Stored items from a collection -
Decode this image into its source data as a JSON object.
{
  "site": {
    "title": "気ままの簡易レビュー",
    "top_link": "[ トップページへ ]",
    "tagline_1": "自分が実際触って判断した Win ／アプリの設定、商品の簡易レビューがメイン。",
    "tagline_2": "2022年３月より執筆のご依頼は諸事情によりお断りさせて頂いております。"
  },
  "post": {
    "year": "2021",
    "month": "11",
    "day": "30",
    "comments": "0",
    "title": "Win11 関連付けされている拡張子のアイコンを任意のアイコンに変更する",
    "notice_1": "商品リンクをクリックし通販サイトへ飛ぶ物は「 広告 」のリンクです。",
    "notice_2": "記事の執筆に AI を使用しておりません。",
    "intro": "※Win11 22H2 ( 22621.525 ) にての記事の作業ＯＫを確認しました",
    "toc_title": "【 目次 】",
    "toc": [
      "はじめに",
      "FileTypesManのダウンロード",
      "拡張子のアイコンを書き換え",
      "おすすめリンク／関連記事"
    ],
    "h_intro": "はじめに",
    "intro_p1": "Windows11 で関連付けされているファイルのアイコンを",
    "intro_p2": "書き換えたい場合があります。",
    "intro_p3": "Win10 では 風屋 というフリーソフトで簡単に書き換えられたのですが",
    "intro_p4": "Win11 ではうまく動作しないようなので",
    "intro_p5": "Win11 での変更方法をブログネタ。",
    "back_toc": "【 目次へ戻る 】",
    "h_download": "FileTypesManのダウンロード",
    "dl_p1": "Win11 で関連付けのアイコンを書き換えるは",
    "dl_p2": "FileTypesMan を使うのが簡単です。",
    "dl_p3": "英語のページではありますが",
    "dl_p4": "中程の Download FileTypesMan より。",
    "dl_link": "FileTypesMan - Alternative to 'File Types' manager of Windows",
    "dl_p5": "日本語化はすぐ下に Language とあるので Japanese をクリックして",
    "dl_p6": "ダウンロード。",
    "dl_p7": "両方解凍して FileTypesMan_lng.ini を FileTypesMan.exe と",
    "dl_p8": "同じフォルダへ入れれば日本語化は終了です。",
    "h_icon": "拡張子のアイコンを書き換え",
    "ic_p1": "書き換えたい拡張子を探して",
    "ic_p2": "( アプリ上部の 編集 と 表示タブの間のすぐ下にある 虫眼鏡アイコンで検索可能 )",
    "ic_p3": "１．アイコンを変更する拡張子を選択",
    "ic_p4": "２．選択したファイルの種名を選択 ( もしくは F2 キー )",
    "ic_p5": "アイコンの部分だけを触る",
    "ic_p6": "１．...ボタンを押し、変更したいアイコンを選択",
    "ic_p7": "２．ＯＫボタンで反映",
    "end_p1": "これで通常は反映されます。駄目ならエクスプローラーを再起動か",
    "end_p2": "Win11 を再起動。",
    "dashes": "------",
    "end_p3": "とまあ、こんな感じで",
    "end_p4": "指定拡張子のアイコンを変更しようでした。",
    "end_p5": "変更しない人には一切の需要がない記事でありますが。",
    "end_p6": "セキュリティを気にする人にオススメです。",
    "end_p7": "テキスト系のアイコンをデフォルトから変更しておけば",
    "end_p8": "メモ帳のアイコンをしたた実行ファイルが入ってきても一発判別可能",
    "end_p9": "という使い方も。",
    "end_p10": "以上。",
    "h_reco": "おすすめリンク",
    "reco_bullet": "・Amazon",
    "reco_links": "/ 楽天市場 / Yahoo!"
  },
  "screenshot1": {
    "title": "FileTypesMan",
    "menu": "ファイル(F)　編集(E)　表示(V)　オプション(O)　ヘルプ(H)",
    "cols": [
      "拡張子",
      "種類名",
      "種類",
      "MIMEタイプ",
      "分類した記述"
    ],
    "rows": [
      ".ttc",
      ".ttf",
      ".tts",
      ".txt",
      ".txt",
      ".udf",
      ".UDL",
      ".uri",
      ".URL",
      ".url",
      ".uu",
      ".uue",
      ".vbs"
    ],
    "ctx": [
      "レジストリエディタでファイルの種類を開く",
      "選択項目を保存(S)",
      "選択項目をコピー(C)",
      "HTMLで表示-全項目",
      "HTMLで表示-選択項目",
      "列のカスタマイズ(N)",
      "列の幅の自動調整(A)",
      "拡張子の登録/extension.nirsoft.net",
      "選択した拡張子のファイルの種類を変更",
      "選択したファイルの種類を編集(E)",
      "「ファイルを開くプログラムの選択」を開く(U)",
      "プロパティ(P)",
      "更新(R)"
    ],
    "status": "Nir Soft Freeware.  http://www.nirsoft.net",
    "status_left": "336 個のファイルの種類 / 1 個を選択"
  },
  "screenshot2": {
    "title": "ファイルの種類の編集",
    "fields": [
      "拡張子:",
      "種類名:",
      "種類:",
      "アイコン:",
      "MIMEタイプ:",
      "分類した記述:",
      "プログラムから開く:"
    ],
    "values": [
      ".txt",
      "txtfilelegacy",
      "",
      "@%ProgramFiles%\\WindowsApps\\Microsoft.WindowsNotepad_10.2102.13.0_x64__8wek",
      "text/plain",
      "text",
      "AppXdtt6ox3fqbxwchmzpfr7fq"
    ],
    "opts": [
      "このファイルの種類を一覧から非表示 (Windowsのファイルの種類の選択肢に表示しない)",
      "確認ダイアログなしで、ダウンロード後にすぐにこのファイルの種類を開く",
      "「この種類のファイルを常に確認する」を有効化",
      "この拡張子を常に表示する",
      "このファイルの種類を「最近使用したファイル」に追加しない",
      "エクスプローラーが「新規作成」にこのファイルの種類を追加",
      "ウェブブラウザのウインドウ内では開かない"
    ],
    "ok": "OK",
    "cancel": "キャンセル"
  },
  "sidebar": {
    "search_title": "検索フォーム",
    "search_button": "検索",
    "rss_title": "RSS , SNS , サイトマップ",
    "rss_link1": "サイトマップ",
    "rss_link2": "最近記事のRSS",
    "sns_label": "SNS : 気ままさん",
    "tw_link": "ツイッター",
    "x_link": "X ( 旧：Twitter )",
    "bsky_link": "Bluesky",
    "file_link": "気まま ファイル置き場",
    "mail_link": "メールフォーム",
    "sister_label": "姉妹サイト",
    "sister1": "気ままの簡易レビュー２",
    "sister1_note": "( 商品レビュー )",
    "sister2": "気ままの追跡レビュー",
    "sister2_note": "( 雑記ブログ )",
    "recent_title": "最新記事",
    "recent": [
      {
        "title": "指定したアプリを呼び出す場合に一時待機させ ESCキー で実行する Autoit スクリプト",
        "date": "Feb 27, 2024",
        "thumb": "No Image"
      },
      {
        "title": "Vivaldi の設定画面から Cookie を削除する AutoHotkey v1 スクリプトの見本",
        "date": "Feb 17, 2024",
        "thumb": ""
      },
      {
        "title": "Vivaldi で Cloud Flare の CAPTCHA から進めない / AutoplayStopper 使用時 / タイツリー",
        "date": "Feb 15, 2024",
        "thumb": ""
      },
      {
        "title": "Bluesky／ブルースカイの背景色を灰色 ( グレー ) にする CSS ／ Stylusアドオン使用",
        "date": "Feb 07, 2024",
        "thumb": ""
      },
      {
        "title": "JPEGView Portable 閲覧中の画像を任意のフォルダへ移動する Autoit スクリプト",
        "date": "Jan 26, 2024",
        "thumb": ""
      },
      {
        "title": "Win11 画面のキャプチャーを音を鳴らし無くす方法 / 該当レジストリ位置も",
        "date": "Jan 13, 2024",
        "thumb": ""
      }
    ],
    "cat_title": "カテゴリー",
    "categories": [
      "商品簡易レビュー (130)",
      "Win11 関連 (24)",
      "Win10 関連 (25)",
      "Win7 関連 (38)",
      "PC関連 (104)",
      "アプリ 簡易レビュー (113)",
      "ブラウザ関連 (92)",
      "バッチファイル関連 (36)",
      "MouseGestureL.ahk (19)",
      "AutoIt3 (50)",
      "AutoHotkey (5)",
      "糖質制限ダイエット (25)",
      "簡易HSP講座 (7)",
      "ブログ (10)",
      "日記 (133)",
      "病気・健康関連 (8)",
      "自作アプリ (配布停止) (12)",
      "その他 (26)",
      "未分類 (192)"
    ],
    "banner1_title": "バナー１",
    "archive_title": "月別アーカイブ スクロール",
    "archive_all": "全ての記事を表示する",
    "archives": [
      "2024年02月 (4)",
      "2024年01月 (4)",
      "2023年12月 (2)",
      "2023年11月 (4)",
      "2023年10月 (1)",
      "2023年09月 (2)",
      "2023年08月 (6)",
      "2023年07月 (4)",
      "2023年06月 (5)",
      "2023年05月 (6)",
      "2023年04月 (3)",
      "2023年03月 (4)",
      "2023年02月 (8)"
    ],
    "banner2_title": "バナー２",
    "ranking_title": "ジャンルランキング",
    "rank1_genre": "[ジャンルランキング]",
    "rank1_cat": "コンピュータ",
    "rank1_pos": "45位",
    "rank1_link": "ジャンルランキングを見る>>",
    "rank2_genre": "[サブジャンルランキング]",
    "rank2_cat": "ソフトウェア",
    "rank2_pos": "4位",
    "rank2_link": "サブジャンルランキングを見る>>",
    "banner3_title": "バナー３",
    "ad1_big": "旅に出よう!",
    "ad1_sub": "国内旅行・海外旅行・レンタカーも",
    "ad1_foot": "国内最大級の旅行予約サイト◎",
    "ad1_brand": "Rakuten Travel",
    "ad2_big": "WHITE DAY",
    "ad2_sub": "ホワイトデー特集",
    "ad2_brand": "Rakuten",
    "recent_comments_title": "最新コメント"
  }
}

AIM -
Looking at the data above, show all lines where the word "AutoHotkey" occurs.

RESULT -
        "title": "Vivaldi の設定画面から Cookie を削除する AutoHotkey v1 スクリプトの見本",
      "AutoHotkey (5)",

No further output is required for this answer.